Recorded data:
* * * *

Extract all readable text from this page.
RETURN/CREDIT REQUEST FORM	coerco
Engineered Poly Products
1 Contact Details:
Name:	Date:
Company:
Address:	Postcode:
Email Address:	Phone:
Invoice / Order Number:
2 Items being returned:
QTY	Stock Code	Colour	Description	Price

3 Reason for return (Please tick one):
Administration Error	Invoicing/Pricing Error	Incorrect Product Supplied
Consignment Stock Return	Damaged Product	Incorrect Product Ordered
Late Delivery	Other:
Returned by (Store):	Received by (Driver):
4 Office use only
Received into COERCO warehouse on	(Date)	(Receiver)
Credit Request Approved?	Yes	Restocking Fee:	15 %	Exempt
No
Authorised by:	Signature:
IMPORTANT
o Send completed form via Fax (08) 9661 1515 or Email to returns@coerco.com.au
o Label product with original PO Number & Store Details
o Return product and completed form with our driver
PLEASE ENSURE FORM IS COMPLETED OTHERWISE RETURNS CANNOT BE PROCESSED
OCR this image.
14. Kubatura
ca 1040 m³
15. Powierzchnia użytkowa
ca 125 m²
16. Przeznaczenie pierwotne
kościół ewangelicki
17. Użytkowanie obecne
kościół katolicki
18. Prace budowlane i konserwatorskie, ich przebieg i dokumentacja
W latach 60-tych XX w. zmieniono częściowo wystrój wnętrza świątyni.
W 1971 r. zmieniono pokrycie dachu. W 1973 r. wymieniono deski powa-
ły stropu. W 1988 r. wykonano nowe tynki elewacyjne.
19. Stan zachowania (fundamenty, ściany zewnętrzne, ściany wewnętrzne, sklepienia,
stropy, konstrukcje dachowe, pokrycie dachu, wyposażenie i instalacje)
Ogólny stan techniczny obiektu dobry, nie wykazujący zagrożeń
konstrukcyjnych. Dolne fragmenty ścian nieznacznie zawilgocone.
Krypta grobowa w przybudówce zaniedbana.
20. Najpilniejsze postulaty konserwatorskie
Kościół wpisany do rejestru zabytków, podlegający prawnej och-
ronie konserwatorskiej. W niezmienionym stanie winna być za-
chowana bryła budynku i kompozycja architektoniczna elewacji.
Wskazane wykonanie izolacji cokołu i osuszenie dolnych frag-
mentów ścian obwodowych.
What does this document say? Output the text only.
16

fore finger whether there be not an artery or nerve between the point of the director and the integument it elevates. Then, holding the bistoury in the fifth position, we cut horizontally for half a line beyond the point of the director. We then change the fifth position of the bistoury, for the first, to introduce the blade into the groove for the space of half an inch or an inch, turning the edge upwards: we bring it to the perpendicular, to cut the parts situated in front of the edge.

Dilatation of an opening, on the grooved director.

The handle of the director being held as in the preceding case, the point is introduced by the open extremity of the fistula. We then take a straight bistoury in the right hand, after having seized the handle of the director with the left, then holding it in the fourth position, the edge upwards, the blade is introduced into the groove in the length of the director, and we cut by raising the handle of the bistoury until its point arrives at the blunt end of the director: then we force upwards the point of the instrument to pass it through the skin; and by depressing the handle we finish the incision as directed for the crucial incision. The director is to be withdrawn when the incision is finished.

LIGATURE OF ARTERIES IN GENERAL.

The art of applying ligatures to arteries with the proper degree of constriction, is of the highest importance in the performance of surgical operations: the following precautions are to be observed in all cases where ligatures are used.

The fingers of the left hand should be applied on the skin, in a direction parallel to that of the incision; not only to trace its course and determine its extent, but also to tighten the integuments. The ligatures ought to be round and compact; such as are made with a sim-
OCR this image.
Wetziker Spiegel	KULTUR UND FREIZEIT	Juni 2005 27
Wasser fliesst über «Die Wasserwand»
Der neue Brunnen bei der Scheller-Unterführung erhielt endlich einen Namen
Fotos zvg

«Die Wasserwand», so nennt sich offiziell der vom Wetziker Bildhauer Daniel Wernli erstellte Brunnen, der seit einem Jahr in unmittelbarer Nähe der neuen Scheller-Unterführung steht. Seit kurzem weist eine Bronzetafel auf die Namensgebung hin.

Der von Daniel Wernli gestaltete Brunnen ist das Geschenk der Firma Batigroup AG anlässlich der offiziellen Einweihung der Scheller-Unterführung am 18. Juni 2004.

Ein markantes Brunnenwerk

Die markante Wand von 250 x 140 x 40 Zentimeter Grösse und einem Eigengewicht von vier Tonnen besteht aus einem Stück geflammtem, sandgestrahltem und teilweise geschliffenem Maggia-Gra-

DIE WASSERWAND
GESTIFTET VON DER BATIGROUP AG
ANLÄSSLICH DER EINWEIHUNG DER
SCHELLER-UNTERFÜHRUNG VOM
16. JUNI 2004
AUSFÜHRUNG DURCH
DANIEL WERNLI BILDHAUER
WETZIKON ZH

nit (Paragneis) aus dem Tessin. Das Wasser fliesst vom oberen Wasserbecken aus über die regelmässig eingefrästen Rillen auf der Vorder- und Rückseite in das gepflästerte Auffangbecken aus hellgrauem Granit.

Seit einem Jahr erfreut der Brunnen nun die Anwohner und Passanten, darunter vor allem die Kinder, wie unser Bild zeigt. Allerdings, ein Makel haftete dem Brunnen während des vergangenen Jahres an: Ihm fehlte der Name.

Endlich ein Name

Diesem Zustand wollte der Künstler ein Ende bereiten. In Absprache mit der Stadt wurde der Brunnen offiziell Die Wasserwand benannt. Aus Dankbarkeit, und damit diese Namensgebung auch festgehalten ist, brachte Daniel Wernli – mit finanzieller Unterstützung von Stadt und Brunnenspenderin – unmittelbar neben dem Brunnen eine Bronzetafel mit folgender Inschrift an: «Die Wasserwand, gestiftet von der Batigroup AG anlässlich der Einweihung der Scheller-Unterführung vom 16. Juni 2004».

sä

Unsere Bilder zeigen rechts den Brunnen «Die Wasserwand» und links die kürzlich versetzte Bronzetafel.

* * * *

PROBLEM TO WORK ON =>
Above are some records; repeat all of them exactly.

FINISHED TASK =>
Extract all readable text from this page.
RETURN/CREDIT REQUEST FORM	coerco
Engineered Poly Products
1 Contact Details:
Name:	Date:
Company:
Address:	Postcode:
Email Address:	Phone:
Invoice / Order Number:
2 Items being returned:
QTY	Stock Code	Colour	Description	Price

3 Reason for return (Please tick one):
Administration Error	Invoicing/Pricing Error	Incorrect Product Supplied
Consignment Stock Return	Damaged Product	Incorrect Product Ordered
Late Delivery	Other:
Returned by (Store):	Received by (Driver):
4 Office use only
Received into COERCO warehouse on	(Date)	(Receiver)
Credit Request Approved?	Yes	Restocking Fee:	15 %	Exempt
No
Authorised by:	Signature:
IMPORTANT
o Send completed form via Fax (08) 9661 1515 or Email to returns@coerco.com.au
o Label product with original PO Number & Store Details
o Return product and completed form with our driver
PLEASE ENSURE FORM IS COMPLETED OTHERWISE RETURNS CANNOT BE PROCESSED
OCR this image.
14. Kubatura
ca 1040 m³
15. Powierzchnia użytkowa
ca 125 m²
16. Przeznaczenie pierwotne
kościół ewangelicki
17. Użytkowanie obecne
kościół katolicki
18. Prace budowlane i konserwatorskie, ich przebieg i dokumentacja
W latach 60-tych XX w. zmieniono częściowo wystrój wnętrza świątyni.
W 1971 r. zmieniono pokrycie dachu. W 1973 r. wymieniono deski powa-
ły stropu. W 1988 r. wykonano nowe tynki elewacyjne.
19. Stan zachowania (fundamenty, ściany zewnętrzne, ściany wewnętrzne, sklepienia,
stropy, konstrukcje dachowe, pokrycie dachu, wyposażenie i instalacje)
Ogólny stan techniczny obiektu dobry, nie wykazujący zagrożeń
konstrukcyjnych. Dolne fragmenty ścian nieznacznie zawilgocone.
Krypta grobowa w przybudówce zaniedbana.
20. Najpilniejsze postulaty konserwatorskie
Kościół wpisany do rejestru zabytków, podlegający prawnej och-
ronie konserwatorskiej. W niezmienionym stanie winna być za-
chowana bryła budynku i kompozycja architektoniczna elewacji.
Wskazane wykonanie izolacji cokołu i osuszenie dolnych frag-
mentów ścian obwodowych.
What does this document say? Output the text only.
16

fore finger whether there be not an artery or nerve between the point of the director and the integument it elevates. Then, holding the bistoury in the fifth position, we cut horizontally for half a line beyond the point of the director. We then change the fifth position of the bistoury, for the first, to introduce the blade into the groove for the space of half an inch or an inch, turning the edge upwards: we bring it to the perpendicular, to cut the parts situated in front of the edge.

Dilatation of an opening, on the grooved director.

The handle of the director being held as in the preceding case, the point is introduced by the open extremity of the fistula. We then take a straight bistoury in the right hand, after having seized the handle of the director with the left, then holding it in the fourth position, the edge upwards, the blade is introduced into the groove in the length of the director, and we cut by raising the handle of the bistoury until its point arrives at the blunt end of the director: then we force upwards the point of the instrument to pass it through the skin; and by depressing the handle we finish the incision as directed for the crucial incision. The director is to be withdrawn when the incision is finished.

LIGATURE OF ARTERIES IN GENERAL.

The art of applying ligatures to arteries with the proper degree of constriction, is of the highest importance in the performance of surgical operations: the following precautions are to be observed in all cases where ligatures are used.

The fingers of the left hand should be applied on the skin, in a direction parallel to that of the incision; not only to trace its course and determine its extent, but also to tighten the integuments. The ligatures ought to be round and compact; such as are made with a sim-
OCR this image.
Wetziker Spiegel	KULTUR UND FREIZEIT	Juni 2005 27
Wasser fliesst über «Die Wasserwand»
Der neue Brunnen bei der Scheller-Unterführung erhielt endlich einen Namen
Fotos zvg

«Die Wasserwand», so nennt sich offiziell der vom Wetziker Bildhauer Daniel Wernli erstellte Brunnen, der seit einem Jahr in unmittelbarer Nähe der neuen Scheller-Unterführung steht. Seit kurzem weist eine Bronzetafel auf die Namensgebung hin.

Der von Daniel Wernli gestaltete Brunnen ist das Geschenk der Firma Batigroup AG anlässlich der offiziellen Einweihung der Scheller-Unterführung am 18. Juni 2004.

Ein markantes Brunnenwerk

Die markante Wand von 250 x 140 x 40 Zentimeter Grösse und einem Eigengewicht von vier Tonnen besteht aus einem Stück geflammtem, sandgestrahltem und teilweise geschliffenem Maggia-Gra-

DIE WASSERWAND
GESTIFTET VON DER BATIGROUP AG
ANLÄSSLICH DER EINWEIHUNG DER
SCHELLER-UNTERFÜHRUNG VOM
16. JUNI 2004
AUSFÜHRUNG DURCH
DANIEL WERNLI BILDHAUER
WETZIKON ZH

nit (Paragneis) aus dem Tessin. Das Wasser fliesst vom oberen Wasserbecken aus über die regelmässig eingefrästen Rillen auf der Vorder- und Rückseite in das gepflästerte Auffangbecken aus hellgrauem Granit.

Seit einem Jahr erfreut der Brunnen nun die Anwohner und Passanten, darunter vor allem die Kinder, wie unser Bild zeigt. Allerdings, ein Makel haftete dem Brunnen während des vergangenen Jahres an: Ihm fehlte der Name.

Endlich ein Name

Diesem Zustand wollte der Künstler ein Ende bereiten. In Absprache mit der Stadt wurde der Brunnen offiziell Die Wasserwand benannt. Aus Dankbarkeit, und damit diese Namensgebung auch festgehalten ist, brachte Daniel Wernli – mit finanzieller Unterstützung von Stadt und Brunnenspenderin – unmittelbar neben dem Brunnen eine Bronzetafel mit folgender Inschrift an: «Die Wasserwand, gestiftet von der Batigroup AG anlässlich der Einweihung der Scheller-Unterführung vom 16. Juni 2004».

sä

Unsere Bilder zeigen rechts den Brunnen «Die Wasserwand» und links die kürzlich versetzte Bronzetafel.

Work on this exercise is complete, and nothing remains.